◆ Exercise task: How many lines of these entries hold the string "nervous"? Answer with the number alone.

◆ Records for the task:

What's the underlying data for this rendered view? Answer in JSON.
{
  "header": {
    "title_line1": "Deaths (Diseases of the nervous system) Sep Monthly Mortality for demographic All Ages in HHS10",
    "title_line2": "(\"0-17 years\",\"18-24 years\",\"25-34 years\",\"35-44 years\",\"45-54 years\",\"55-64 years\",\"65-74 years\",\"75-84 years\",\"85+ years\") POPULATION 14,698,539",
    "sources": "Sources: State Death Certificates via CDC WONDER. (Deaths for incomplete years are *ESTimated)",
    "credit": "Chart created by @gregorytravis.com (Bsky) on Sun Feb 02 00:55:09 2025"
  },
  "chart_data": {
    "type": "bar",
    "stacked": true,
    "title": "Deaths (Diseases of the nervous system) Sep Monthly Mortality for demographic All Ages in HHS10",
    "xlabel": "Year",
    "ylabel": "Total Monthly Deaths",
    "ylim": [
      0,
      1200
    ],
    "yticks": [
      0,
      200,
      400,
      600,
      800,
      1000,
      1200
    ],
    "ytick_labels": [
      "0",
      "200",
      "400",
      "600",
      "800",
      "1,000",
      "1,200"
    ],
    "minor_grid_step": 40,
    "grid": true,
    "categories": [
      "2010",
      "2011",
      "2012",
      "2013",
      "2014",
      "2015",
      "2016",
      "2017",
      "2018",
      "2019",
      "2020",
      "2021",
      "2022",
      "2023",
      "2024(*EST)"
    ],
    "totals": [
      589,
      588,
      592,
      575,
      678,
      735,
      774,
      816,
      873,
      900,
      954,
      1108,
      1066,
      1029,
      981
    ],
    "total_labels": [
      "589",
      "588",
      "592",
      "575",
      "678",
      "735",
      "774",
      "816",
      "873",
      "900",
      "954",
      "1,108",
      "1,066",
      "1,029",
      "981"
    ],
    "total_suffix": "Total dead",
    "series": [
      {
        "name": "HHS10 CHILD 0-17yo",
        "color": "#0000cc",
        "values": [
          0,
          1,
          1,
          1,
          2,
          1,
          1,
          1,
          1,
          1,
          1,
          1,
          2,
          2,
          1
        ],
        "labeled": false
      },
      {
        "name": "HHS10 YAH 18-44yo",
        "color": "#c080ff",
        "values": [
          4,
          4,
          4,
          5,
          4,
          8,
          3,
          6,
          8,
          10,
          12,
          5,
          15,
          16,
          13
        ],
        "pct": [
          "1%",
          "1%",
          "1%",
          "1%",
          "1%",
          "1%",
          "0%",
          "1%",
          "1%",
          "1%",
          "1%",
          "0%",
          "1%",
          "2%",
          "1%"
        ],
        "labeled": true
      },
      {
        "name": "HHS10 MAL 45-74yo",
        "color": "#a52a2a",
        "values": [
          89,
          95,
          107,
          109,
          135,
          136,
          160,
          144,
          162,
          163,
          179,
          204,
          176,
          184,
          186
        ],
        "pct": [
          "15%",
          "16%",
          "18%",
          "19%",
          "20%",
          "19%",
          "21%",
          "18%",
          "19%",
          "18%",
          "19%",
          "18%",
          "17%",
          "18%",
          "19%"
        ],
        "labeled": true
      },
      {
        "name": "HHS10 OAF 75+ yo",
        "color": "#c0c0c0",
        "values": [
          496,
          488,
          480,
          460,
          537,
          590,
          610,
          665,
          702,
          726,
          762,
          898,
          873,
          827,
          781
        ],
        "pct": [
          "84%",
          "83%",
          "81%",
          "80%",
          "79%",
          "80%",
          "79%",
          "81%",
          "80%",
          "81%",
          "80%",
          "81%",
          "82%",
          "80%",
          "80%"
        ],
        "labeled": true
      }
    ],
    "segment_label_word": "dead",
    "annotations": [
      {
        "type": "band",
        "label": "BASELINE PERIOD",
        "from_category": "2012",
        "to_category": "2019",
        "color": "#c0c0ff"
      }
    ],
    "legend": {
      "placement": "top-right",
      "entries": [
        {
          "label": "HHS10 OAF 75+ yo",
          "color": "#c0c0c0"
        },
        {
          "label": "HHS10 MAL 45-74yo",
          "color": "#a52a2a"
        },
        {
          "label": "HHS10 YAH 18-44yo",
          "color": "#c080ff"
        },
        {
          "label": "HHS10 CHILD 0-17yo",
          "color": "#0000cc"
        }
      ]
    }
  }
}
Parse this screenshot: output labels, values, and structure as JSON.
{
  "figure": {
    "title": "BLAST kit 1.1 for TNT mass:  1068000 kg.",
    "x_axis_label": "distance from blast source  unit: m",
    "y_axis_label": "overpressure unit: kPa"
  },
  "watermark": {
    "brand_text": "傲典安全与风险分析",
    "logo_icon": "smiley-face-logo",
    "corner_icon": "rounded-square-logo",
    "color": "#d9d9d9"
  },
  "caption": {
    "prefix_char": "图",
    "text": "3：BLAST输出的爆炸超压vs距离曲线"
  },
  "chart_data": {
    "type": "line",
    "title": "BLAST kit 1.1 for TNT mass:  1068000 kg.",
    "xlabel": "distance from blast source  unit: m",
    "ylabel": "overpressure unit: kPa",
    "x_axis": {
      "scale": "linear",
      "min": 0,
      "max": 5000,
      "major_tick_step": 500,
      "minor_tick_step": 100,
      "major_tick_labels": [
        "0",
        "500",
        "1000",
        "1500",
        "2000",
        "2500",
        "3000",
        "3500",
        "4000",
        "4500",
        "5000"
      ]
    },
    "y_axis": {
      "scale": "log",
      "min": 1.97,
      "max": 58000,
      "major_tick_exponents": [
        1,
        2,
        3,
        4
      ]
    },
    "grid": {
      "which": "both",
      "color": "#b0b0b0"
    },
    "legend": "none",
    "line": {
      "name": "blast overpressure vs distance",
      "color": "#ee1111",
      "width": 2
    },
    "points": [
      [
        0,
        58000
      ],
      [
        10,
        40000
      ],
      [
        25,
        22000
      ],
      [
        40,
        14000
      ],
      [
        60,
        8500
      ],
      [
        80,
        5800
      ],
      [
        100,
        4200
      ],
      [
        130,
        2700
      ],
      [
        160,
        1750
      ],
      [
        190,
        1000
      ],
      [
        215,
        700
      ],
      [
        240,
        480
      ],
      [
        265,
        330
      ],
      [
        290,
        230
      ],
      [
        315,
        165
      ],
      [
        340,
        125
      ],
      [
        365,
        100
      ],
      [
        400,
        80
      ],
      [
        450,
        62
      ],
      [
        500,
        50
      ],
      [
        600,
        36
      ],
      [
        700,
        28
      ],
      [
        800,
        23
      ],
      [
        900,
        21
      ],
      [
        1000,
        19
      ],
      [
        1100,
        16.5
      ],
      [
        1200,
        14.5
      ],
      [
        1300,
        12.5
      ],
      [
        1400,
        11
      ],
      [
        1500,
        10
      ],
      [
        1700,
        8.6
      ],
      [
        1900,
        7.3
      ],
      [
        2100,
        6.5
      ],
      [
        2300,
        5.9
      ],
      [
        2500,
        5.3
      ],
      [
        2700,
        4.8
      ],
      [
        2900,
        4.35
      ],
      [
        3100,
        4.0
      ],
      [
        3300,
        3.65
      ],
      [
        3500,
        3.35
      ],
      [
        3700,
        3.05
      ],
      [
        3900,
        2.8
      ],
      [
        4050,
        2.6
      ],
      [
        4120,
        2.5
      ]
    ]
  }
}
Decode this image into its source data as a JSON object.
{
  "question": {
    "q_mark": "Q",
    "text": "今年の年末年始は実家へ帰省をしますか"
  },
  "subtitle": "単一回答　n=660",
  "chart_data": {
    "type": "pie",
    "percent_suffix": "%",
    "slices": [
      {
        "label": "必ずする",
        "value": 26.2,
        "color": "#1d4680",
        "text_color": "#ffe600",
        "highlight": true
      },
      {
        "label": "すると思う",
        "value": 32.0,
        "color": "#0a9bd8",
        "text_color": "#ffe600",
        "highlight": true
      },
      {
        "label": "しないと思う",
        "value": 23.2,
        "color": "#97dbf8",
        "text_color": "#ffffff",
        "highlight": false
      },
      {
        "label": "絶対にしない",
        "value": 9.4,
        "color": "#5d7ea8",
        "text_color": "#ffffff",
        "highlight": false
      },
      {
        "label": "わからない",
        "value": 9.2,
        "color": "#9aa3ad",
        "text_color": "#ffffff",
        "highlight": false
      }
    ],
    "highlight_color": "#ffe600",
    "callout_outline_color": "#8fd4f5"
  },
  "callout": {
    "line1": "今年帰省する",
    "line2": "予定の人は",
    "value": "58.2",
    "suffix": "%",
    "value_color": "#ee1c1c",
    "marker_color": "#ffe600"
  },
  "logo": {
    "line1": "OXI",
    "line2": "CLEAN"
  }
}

◆ Written answer: 2